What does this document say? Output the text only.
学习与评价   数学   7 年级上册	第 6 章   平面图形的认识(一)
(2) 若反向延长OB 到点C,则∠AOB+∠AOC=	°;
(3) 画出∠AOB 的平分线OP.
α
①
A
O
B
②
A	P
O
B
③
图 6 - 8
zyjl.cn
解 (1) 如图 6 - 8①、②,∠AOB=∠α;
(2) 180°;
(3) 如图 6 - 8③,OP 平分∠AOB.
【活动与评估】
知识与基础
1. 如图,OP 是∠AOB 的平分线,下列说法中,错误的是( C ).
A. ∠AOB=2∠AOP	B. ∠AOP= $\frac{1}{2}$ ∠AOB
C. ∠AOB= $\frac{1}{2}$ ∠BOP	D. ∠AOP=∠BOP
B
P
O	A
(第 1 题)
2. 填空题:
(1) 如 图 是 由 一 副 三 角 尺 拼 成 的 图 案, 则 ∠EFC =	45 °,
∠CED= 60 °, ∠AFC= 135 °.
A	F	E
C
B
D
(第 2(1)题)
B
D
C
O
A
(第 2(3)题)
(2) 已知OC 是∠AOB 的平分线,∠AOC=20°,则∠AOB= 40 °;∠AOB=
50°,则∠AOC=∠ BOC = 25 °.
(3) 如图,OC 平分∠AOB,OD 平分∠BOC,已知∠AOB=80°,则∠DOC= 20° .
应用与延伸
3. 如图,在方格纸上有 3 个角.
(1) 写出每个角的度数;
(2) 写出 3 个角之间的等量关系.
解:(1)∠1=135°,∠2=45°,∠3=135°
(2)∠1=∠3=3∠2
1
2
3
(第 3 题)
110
-*-
- PROBLEM -
Retype the entries one by one, exactly.

- IN RESPONSE -
What does this document say? Output the text only.
学习与评价   数学   7 年级上册	第 6 章   平面图形的认识(一)
(2) 若反向延长OB 到点C,则∠AOB+∠AOC=	°;
(3) 画出∠AOB 的平分线OP.
α
①
A
O
B
②
A	P
O
B
③
图 6 - 8
zyjl.cn
解 (1) 如图 6 - 8①、②,∠AOB=∠α;
(2) 180°;
(3) 如图 6 - 8③,OP 平分∠AOB.
【活动与评估】
知识与基础
1. 如图,OP 是∠AOB 的平分线,下列说法中,错误的是( C ).
A. ∠AOB=2∠AOP	B. ∠AOP= $\frac{1}{2}$ ∠AOB
C. ∠AOB= $\frac{1}{2}$ ∠BOP	D. ∠AOP=∠BOP
B
P
O	A
(第 1 题)
2. 填空题:
(1) 如 图 是 由 一 副 三 角 尺 拼 成 的 图 案, 则 ∠EFC =	45 °,
∠CED= 60 °, ∠AFC= 135 °.
A	F	E
C
B
D
(第 2(1)题)
B
D
C
O
A
(第 2(3)题)
(2) 已知OC 是∠AOB 的平分线,∠AOC=20°,则∠AOB= 40 °;∠AOB=
50°,则∠AOC=∠ BOC = 25 °.
(3) 如图,OC 平分∠AOB,OD 平分∠BOC,已知∠AOB=80°,则∠DOC= 20° .
应用与延伸
3. 如图,在方格纸上有 3 个角.
(1) 写出每个角的度数;
(2) 写出 3 个角之间的等量关系.
解:(1)∠1=135°,∠2=45°,∠3=135°
(2)∠1=∠3=3∠2
1
2
3
(第 3 题)
110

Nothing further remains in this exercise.